- _EXTRACT TO READ_
F. DISSOLUTION FOR DEADLOCK
1. What Happens When Shareholders of a Closely Held Corporation No
Longer Get Along?
a) Board deadlock is extremely severe because no decisions can be
made
b) Shareholder deadlock is dangerous because they can’t elect new
directors
c) Severe disharmony can result in deadlock at either the BoD level or
shareholder level, and can lead to oppression of minority shareholders by
majority shareholders
d) Deadlock is where the board is able
e) Sharehodlers are unable to effect their voting rights to elect board of
directors – like they can’t get a quorum
f) In a board deadlock situation the corp just treads water – half of the
board disagrees with the other half
g) Successive electors can never be elected because the shareholders can’t
agree on who to vote in
2. DGCL § 226 – Allows Chancery Court to Appointment a custodian or receiver
of corp on deadlock – any shareholder can request this of the court. The custodian is
a) The Chancery upon application of any shareholder may appoint 1 or
more persons to be custodians and if the corp is insolvent to be receivers for a
corp when
(1) The shareholders are so divided that they have failed to elect
successors for directors whose terms have expired
(2) The business is suffering or is threatened with irreparable injury
b) The corp has abandoned business and has failed w/I a reasonable time to
take steps to dissolve, liquidate or distribute its assets
c) The custodian’s job is to run the business, not to dissolve or liquidate the
corp. Keep the corp going. Shareholders who hate each other/directors who hate
each other hate the custodian more and generally agree to do something.

- _GIVEN INFORMATION_
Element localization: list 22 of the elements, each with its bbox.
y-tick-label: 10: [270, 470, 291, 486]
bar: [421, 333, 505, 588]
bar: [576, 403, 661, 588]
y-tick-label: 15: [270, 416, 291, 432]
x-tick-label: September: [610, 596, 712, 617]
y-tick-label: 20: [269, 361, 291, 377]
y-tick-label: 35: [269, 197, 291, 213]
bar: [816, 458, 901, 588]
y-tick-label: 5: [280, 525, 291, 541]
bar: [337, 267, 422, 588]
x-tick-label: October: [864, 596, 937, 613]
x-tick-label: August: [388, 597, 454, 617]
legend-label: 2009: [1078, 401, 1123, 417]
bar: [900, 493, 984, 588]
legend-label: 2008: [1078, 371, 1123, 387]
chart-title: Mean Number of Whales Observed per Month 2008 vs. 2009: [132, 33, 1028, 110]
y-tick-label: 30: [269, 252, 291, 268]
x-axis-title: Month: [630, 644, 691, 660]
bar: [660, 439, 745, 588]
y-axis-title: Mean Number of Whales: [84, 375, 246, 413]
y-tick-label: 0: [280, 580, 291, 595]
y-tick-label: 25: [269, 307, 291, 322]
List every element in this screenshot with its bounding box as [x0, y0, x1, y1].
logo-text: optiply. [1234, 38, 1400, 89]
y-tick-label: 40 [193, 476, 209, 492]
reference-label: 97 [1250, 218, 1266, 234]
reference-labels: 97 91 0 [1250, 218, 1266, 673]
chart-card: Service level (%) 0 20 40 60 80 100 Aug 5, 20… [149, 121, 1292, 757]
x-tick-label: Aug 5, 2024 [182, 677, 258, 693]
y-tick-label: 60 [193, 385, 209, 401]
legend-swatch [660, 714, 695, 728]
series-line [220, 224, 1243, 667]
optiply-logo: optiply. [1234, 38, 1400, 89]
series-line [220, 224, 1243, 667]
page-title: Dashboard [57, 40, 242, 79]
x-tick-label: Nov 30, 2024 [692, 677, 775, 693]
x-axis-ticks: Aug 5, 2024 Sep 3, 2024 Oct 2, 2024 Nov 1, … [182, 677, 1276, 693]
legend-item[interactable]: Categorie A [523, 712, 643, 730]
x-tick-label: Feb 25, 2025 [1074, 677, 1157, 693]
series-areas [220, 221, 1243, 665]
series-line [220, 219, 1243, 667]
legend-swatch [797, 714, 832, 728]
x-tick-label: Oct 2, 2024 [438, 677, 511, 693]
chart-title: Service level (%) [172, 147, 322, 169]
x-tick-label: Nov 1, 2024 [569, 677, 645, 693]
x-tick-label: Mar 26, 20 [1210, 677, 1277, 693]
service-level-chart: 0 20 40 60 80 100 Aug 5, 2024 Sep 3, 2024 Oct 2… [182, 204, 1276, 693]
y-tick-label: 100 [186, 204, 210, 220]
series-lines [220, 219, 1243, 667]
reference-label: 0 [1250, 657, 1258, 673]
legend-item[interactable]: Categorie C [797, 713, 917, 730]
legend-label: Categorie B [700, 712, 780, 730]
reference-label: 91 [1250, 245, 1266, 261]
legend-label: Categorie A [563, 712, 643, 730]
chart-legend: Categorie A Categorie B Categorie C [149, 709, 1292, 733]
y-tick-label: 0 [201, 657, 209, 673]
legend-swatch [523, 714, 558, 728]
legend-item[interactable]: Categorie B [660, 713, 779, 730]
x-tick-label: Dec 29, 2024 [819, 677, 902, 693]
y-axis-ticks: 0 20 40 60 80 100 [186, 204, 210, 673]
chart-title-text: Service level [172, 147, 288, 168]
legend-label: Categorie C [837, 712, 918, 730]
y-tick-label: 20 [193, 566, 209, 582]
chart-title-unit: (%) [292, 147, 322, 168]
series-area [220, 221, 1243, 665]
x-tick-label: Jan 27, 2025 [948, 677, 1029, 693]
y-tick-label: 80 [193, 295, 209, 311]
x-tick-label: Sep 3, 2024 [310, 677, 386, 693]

- _BRIEF 1_
In the notes on dissolution for deadlock, what is the custodian's job?
- _BRIEF 2_
Write the next part of the notes on dissolution for deadlock, picking up right after their last sentence.

- _RESPONSE AREA 1_
To run the business and keep the corporation going, not to dissolve or liquidate it.

- _RESPONSE AREA 2_
3. NY § 1104(a)
a) Holders of shares representing 50% of the voting power can petition a
court for dissolution if:
(1) The directors are so divided that directors can’t come to a vote
on anything
(2) Shareholders are so divided that they can’t vote on directors
(3) Factions of shareholders are so divided that it would be more
beneficial
4. Diff between NY and Del.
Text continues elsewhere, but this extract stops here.